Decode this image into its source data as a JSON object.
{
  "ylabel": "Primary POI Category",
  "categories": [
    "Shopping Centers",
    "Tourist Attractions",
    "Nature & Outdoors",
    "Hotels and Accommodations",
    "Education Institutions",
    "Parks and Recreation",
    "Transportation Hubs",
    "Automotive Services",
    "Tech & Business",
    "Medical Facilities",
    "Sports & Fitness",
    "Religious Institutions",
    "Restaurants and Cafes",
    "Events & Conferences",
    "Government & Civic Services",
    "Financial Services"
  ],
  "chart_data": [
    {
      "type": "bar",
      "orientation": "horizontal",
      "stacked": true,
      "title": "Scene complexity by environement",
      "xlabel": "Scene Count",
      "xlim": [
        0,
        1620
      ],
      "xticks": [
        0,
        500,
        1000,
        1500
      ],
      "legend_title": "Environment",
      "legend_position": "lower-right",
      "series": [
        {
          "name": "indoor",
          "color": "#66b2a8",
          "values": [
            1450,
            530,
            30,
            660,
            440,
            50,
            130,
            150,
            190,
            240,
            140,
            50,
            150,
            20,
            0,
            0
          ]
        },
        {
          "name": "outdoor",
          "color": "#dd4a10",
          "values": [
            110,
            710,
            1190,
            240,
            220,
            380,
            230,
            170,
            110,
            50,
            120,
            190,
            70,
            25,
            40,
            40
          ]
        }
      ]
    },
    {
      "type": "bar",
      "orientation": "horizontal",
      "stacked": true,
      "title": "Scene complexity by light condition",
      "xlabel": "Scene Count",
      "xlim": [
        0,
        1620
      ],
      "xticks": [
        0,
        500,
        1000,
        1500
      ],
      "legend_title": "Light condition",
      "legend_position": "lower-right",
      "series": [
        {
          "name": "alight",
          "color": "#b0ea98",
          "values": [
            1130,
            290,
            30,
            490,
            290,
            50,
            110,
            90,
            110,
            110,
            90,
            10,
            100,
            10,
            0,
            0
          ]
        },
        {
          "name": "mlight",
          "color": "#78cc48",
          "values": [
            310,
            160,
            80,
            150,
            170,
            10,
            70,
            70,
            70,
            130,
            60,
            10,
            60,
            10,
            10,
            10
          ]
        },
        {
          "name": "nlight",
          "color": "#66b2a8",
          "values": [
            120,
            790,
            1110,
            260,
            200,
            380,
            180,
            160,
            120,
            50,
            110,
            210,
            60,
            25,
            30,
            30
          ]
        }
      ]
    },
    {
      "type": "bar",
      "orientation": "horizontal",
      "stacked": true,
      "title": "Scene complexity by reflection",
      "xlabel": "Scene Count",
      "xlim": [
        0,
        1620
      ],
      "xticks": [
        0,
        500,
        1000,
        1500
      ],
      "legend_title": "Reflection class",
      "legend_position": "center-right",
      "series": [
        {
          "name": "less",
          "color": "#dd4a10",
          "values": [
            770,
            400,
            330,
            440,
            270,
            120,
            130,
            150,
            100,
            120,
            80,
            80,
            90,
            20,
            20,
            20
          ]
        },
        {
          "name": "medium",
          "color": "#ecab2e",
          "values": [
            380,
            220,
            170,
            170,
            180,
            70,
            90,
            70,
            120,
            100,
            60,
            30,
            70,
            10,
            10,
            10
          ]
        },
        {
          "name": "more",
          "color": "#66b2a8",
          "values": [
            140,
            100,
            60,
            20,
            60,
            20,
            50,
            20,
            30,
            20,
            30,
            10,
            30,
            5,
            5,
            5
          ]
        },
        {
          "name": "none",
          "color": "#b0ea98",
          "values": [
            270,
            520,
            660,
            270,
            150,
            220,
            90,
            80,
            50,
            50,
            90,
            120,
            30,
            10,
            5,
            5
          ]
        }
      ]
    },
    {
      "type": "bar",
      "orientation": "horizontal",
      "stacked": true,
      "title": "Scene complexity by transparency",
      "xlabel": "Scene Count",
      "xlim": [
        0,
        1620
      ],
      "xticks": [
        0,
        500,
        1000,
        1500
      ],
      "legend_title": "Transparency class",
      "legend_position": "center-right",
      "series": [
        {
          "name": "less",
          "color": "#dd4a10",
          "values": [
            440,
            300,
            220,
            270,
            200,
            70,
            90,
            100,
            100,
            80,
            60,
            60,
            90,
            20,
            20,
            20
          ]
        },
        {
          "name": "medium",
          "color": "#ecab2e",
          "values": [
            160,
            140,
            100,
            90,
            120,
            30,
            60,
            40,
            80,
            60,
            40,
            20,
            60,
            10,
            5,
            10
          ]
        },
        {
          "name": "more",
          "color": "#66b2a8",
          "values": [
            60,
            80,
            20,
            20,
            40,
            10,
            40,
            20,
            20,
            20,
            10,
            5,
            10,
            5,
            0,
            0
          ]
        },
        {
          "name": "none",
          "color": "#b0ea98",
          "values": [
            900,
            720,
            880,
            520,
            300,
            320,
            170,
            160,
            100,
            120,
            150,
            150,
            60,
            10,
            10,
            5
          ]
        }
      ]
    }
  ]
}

=-=-=

## WORK INSTRUCTIONS:
Go through the listing and copy all of it exactly.

## RESULT OF THIS EXERCISE:
Decode this image into its source data as a JSON object.
{
  "ylabel": "Primary POI Category",
  "categories": [
    "Shopping Centers",
    "Tourist Attractions",
    "Nature & Outdoors",
    "Hotels and Accommodations",
    "Education Institutions",
    "Parks and Recreation",
    "Transportation Hubs",
    "Automotive Services",
    "Tech & Business",
    "Medical Facilities",
    "Sports & Fitness",
    "Religious Institutions",
    "Restaurants and Cafes",
    "Events & Conferences",
    "Government & Civic Services",
    "Financial Services"
  ],
  "chart_data": [
    {
      "type": "bar",
      "orientation": "horizontal",
      "stacked": true,
      "title": "Scene complexity by environement",
      "xlabel": "Scene Count",
      "xlim": [
        0,
        1620
      ],
      "xticks": [
        0,
        500,
        1000,
        1500
      ],
      "legend_title": "Environment",
      "legend_position": "lower-right",
      "series": [
        {
          "name": "indoor",
          "color": "#66b2a8",
          "values": [
            1450,
            530,
            30,
            660,
            440,
            50,
            130,
            150,
            190,
            240,
            140,
            50,
            150,
            20,
            0,
            0
          ]
        },
        {
          "name": "outdoor",
          "color": "#dd4a10",
          "values": [
            110,
            710,
            1190,
            240,
            220,
            380,
            230,
            170,
            110,
            50,
            120,
            190,
            70,
            25,
            40,
            40
          ]
        }
      ]
    },
    {
      "type": "bar",
      "orientation": "horizontal",
      "stacked": true,
      "title": "Scene complexity by light condition",
      "xlabel": "Scene Count",
      "xlim": [
        0,
        1620
      ],
      "xticks": [
        0,
        500,
        1000,
        1500
      ],
      "legend_title": "Light condition",
      "legend_position": "lower-right",
      "series": [
        {
          "name": "alight",
          "color": "#b0ea98",
          "values": [
            1130,
            290,
            30,
            490,
            290,
            50,
            110,
            90,
            110,
            110,
            90,
            10,
            100,
            10,
            0,
            0
          ]
        },
        {
          "name": "mlight",
          "color": "#78cc48",
          "values": [
            310,
            160,
            80,
            150,
            170,
            10,
            70,
            70,
            70,
            130,
            60,
            10,
            60,
            10,
            10,
            10
          ]
        },
        {
          "name": "nlight",
          "color": "#66b2a8",
          "values": [
            120,
            790,
            1110,
            260,
            200,
            380,
            180,
            160,
            120,
            50,
            110,
            210,
            60,
            25,
            30,
            30
          ]
        }
      ]
    },
    {
      "type": "bar",
      "orientation": "horizontal",
      "stacked": true,
      "title": "Scene complexity by reflection",
      "xlabel": "Scene Count",
      "xlim": [
        0,
        1620
      ],
      "xticks": [
        0,
        500,
        1000,
        1500
      ],
      "legend_title": "Reflection class",
      "legend_position": "center-right",
      "series": [
        {
          "name": "less",
          "color": "#dd4a10",
          "values": [
            770,
            400,
            330,
            440,
            270,
            120,
            130,
            150,
            100,
            120,
            80,
            80,
            90,
            20,
            20,
            20
          ]
        },
        {
          "name": "medium",
          "color": "#ecab2e",
          "values": [
            380,
            220,
            170,
            170,
            180,
            70,
            90,
            70,
            120,
            100,
            60,
            30,
            70,
            10,
            10,
            10
          ]
        },
        {
          "name": "more",
          "color": "#66b2a8",
          "values": [
            140,
            100,
            60,
            20,
            60,
            20,
            50,
            20,
            30,
            20,
            30,
            10,
            30,
            5,
            5,
            5
          ]
        },
        {
          "name": "none",
          "color": "#b0ea98",
          "values": [
            270,
            520,
            660,
            270,
            150,
            220,
            90,
            80,
            50,
            50,
            90,
            120,
            30,
            10,
            5,
            5
          ]
        }
      ]
    },
    {
      "type": "bar",
      "orientation": "horizontal",
      "stacked": true,
      "title": "Scene complexity by transparency",
      "xlabel": "Scene Count",
      "xlim": [
        0,
        1620
      ],
      "xticks": [
        0,
        500,
        1000,
        1500
      ],
      "legend_title": "Transparency class",
      "legend_position": "center-right",
      "series": [
        {
          "name": "less",
          "color": "#dd4a10",
          "values": [
            440,
            300,
            220,
            270,
            200,
            70,
            90,
            100,
            100,
            80,
            60,
            60,
            90,
            20,
            20,
            20
          ]
        },
        {
          "name": "medium",
          "color": "#ecab2e",
          "values": [
            160,
            140,
            100,
            90,
            120,
            30,
            60,
            40,
            80,
            60,
            40,
            20,
            60,
            10,
            5,
            10
          ]
        },
        {
          "name": "more",
          "color": "#66b2a8",
          "values": [
            60,
            80,
            20,
            20,
            40,
            10,
            40,
            20,
            20,
            20,
            10,
            5,
            10,
            5,
            0,
            0
          ]
        },
        {
          "name": "none",
          "color": "#b0ea98",
          "values": [
            900,
            720,
            880,
            520,
            300,
            320,
            170,
            160,
            100,
            120,
            150,
            150,
            60,
            10,
            10,
            5
          ]
        }
      ]
    }
  ]
}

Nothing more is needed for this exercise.